--- Start Supplied information ---

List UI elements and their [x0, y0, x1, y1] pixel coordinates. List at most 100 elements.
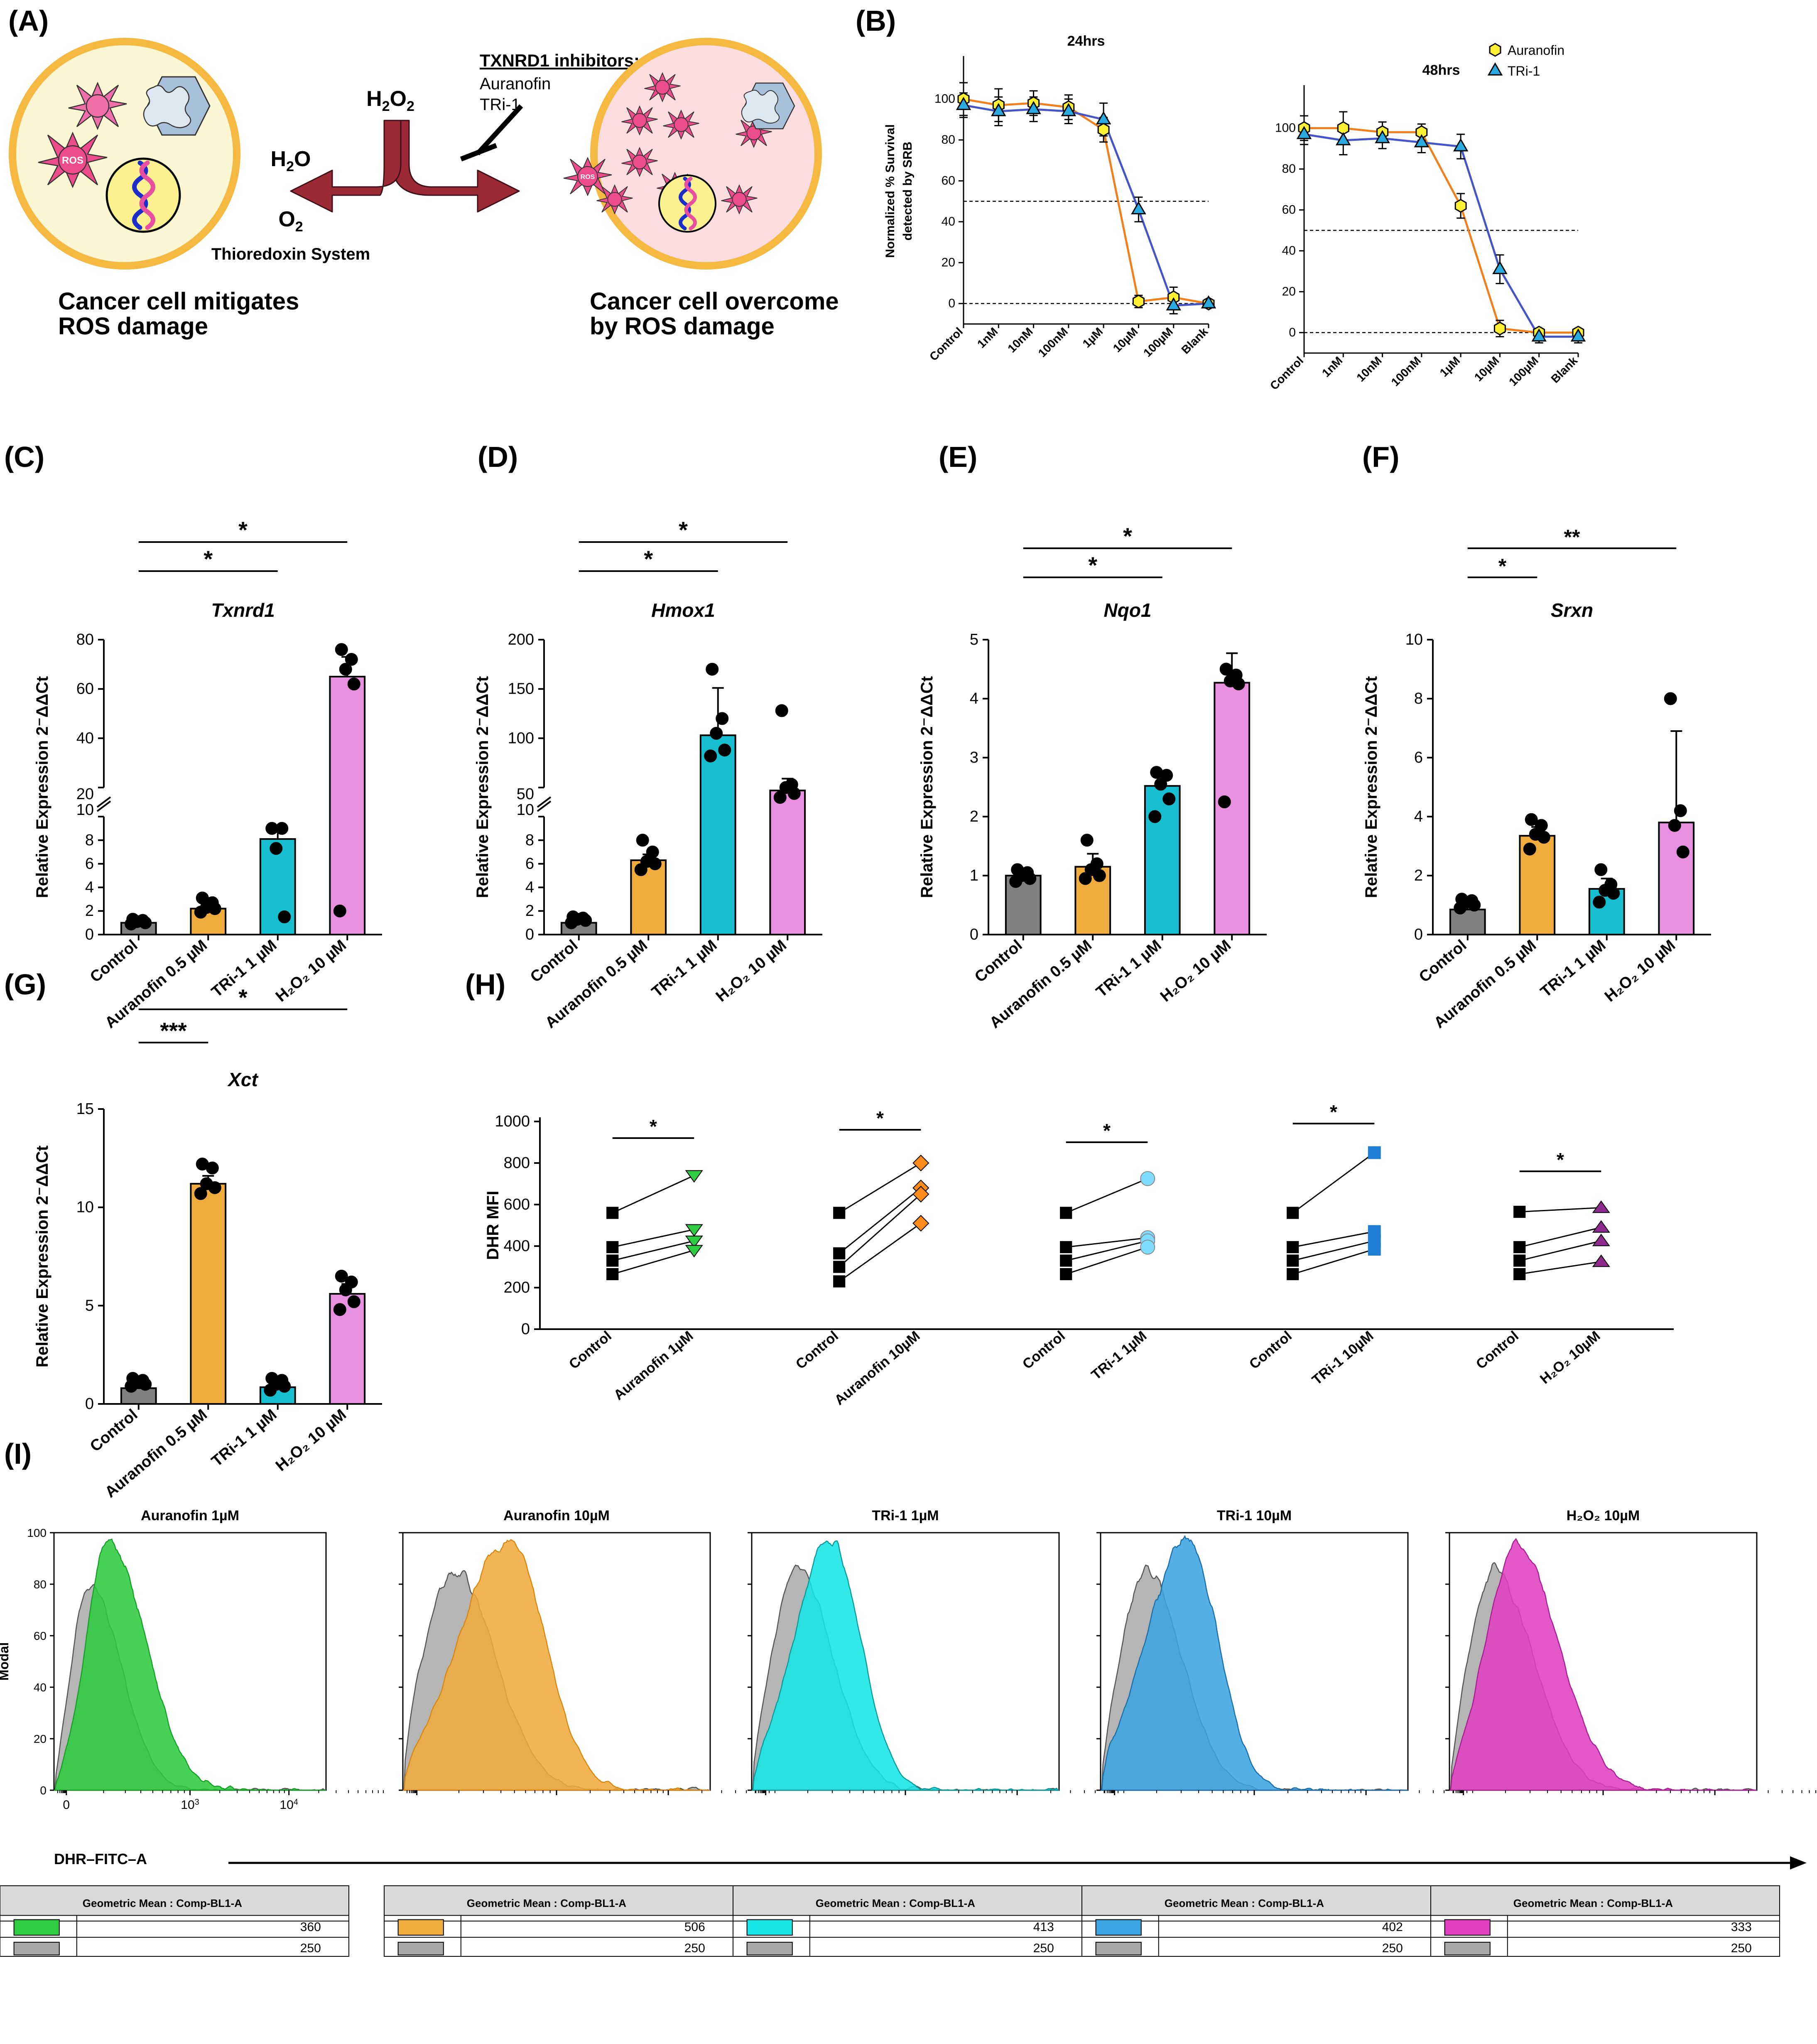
svg-text:6: 6 [1414, 749, 1423, 766]
svg-text:10: 10 [1405, 631, 1423, 648]
svg-text:*: * [238, 517, 248, 543]
svg-text:detected by SRB: detected by SRB [901, 142, 915, 240]
svg-text:200: 200 [504, 1279, 530, 1296]
svg-text:TRi-1 1 µM: TRi-1 1 µM [208, 1406, 280, 1470]
svg-text:6: 6 [85, 855, 94, 873]
svg-text:*: * [1123, 523, 1132, 549]
svg-text:Control: Control [927, 325, 965, 363]
svg-text:103: 103 [181, 1798, 199, 1812]
svg-text:ROS: ROS [581, 174, 595, 181]
svg-text:1nM: 1nM [975, 325, 1000, 351]
svg-text:Relative Expression 2⁻ΔΔCt: Relative Expression 2⁻ΔΔCt [918, 676, 936, 898]
svg-text:40: 40 [34, 1681, 47, 1694]
svg-text:*: * [650, 1116, 657, 1137]
svg-text:100nM: 100nM [1389, 354, 1424, 389]
svg-text:Control: Control [793, 1328, 841, 1372]
svg-text:2: 2 [525, 902, 534, 920]
svg-text:Xct: Xct [227, 1069, 258, 1090]
svg-text:TRi-1 1 µM: TRi-1 1 µM [648, 937, 720, 1001]
svg-text:H₂O₂ 10µM: H₂O₂ 10µM [1567, 1508, 1640, 1524]
svg-text:Control: Control [1268, 354, 1306, 392]
svg-text:250: 250 [1033, 1941, 1054, 1955]
svg-text:*: * [679, 517, 688, 543]
svg-text:Control: Control [566, 1328, 615, 1372]
svg-text:Auranofin 1µM: Auranofin 1µM [611, 1328, 696, 1403]
svg-text:H₂O₂ 10 µM: H₂O₂ 10 µM [272, 1406, 350, 1475]
svg-text:Auranofin: Auranofin [480, 75, 551, 93]
svg-text:ROS: ROS [62, 155, 83, 166]
svg-text:H2O2: H2O2 [366, 87, 414, 114]
svg-text:8: 8 [1414, 690, 1423, 707]
svg-text:*: * [1088, 552, 1097, 578]
svg-text:Modal: Modal [0, 1642, 11, 1681]
svg-text:24hrs: 24hrs [1067, 33, 1105, 49]
svg-text:60: 60 [1282, 203, 1296, 216]
svg-text:5: 5 [85, 1297, 94, 1314]
svg-text:Control: Control [971, 937, 1025, 986]
svg-text:50: 50 [517, 785, 534, 803]
svg-text:15: 15 [76, 1100, 94, 1118]
svg-text:*: * [204, 546, 213, 572]
svg-text:100: 100 [1275, 121, 1296, 135]
svg-text:200: 200 [508, 631, 534, 648]
svg-text:40: 40 [1282, 244, 1296, 258]
svg-text:Control: Control [87, 937, 141, 986]
svg-text:10µM: 10µM [1111, 325, 1140, 355]
svg-text:H2O: H2O [271, 147, 311, 174]
svg-text:60: 60 [34, 1629, 47, 1642]
svg-text:1nM: 1nM [1319, 354, 1345, 380]
svg-text:Relative Expression 2⁻ΔΔCt: Relative Expression 2⁻ΔΔCt [33, 676, 51, 898]
svg-text:2: 2 [85, 902, 94, 920]
svg-text:Geometric Mean : Comp-BL1-A: Geometric Mean : Comp-BL1-A [467, 1897, 626, 1909]
svg-text:Control: Control [1473, 1328, 1522, 1372]
svg-text:Auranofin 1µM: Auranofin 1µM [141, 1508, 239, 1524]
svg-text:600: 600 [504, 1196, 530, 1213]
svg-text:*: * [1330, 1101, 1337, 1123]
svg-text:*: * [876, 1107, 884, 1129]
svg-text:TRi-1 10µM: TRi-1 10µM [1309, 1328, 1376, 1388]
svg-text:400: 400 [504, 1237, 530, 1255]
svg-text:20: 20 [34, 1732, 47, 1745]
svg-text:506: 506 [684, 1920, 705, 1934]
svg-text:0: 0 [85, 926, 94, 943]
svg-text:Geometric Mean : Comp-BL1-A: Geometric Mean : Comp-BL1-A [816, 1897, 975, 1909]
svg-text:10nM: 10nM [1005, 325, 1035, 355]
svg-text:4: 4 [1414, 808, 1423, 825]
svg-text:1000: 1000 [495, 1113, 530, 1130]
svg-text:Blank: Blank [1179, 325, 1210, 356]
svg-text:Geometric Mean : Comp-BL1-A: Geometric Mean : Comp-BL1-A [1165, 1897, 1324, 1909]
svg-text:250: 250 [684, 1941, 705, 1955]
svg-text:5: 5 [970, 631, 978, 648]
svg-text:8: 8 [525, 832, 534, 849]
svg-text:Normalized % Survival: Normalized % Survival [883, 124, 897, 258]
svg-text:TRi-1 10µM: TRi-1 10µM [1217, 1508, 1292, 1524]
svg-text:10: 10 [76, 1199, 94, 1216]
svg-text:250: 250 [1382, 1941, 1403, 1955]
svg-text:Relative Expression 2⁻ΔΔCt: Relative Expression 2⁻ΔΔCt [473, 676, 492, 898]
svg-text:100µM: 100µM [1141, 325, 1175, 359]
svg-text:4: 4 [85, 878, 94, 896]
svg-text:1µM: 1µM [1437, 354, 1463, 379]
svg-text:DHR MFI: DHR MFI [484, 1191, 502, 1260]
svg-text:0: 0 [948, 297, 955, 310]
svg-text:Geometric Mean : Comp-BL1-A: Geometric Mean : Comp-BL1-A [1513, 1897, 1673, 1909]
svg-text:150: 150 [508, 680, 534, 698]
svg-text:1µM: 1µM [1080, 325, 1106, 350]
svg-text:3: 3 [970, 749, 978, 766]
svg-text:10µM: 10µM [1472, 354, 1502, 384]
svg-text:360: 360 [300, 1920, 321, 1934]
svg-text:80: 80 [1282, 162, 1296, 176]
svg-text:20: 20 [1282, 285, 1296, 298]
svg-text:80: 80 [942, 133, 955, 147]
svg-text:Relative Expression 2⁻ΔΔCt: Relative Expression 2⁻ΔΔCt [33, 1146, 51, 1367]
svg-text:2: 2 [1414, 867, 1423, 884]
svg-text:100: 100 [508, 729, 534, 747]
svg-text:Geometric Mean : Comp-BL1-A: Geometric Mean : Comp-BL1-A [83, 1897, 242, 1909]
svg-text:402: 402 [1382, 1920, 1403, 1934]
svg-text:Auranofin 10µM: Auranofin 10µM [831, 1328, 923, 1408]
svg-text:413: 413 [1033, 1920, 1054, 1934]
svg-text:40: 40 [942, 215, 955, 228]
svg-text:0: 0 [1289, 326, 1296, 339]
svg-text:0: 0 [85, 1395, 94, 1413]
svg-text:40: 40 [76, 729, 94, 747]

--- End Supplied information ---

• [The exercise]:
Give the lines between the one holding "svg-text:6: 6 [1414, 749, 1423, 766]" and the one holding "svg-text:Auranofin 1µM: Auranofin 1µM [611, 1328, 696, 1403]", inclusive, as a Markdown table with the columns No. and Entry. Number each row and skip any blank lines.

• [Exercise solution]:
| No. | Entry |
|---|---|
| 1 | svg-text:6: 6 [1414, 749, 1423, 766] |
| 2 | svg-text:10: 10 [1405, 631, 1423, 648] |
| 3 | svg-text:*: * [238, 517, 248, 543] |
| 4 | svg-text:detected by SRB: detected by SRB [901, 142, 915, 240] |
| 5 | svg-text:200: 200 [504, 1279, 530, 1296] |
| 6 | svg-text:TRi-1 1 µM: TRi-1 1 µM [208, 1406, 280, 1470] |
| 7 | svg-text:6: 6 [85, 855, 94, 873] |
| 8 | svg-text:*: * [1123, 523, 1132, 549] |
| 9 | svg-text:Control: Control [927, 325, 965, 363] |
| 10 | svg-text:103: 103 [181, 1798, 199, 1812] |
| 11 | svg-text:ROS: ROS [581, 174, 595, 181] |
| 12 | svg-text:1nM: 1nM [975, 325, 1000, 351] |
| 13 | svg-text:Relative Expression 2⁻ΔΔCt: Relative Expression 2⁻ΔΔCt [918, 676, 936, 898] |
| 14 | svg-text:40: 40 [34, 1681, 47, 1694] |
| 15 | svg-text:*: * [650, 1116, 657, 1137] |
| 16 | svg-text:100nM: 100nM [1389, 354, 1424, 389] |
| 17 | svg-text:Control: Control [793, 1328, 841, 1372] |
| 18 | svg-text:2: 2 [525, 902, 534, 920] |
| 19 | svg-text:Xct: Xct [227, 1069, 258, 1090] |
| 20 | svg-text:TRi-1 1 µM: TRi-1 1 µM [648, 937, 720, 1001] |
| 21 | svg-text:H₂O₂ 10µM: H₂O₂ 10µM [1567, 1508, 1640, 1524] |
| 22 | svg-text:Control: Control [1268, 354, 1306, 392] |
| 23 | svg-text:250: 250 [1033, 1941, 1054, 1955] |
| 24 | svg-text:*: * [679, 517, 688, 543] |
| 25 | svg-text:Control: Control [566, 1328, 615, 1372] |
| 26 | svg-text:Auranofin 1µM: Auranofin 1µM [611, 1328, 696, 1403] |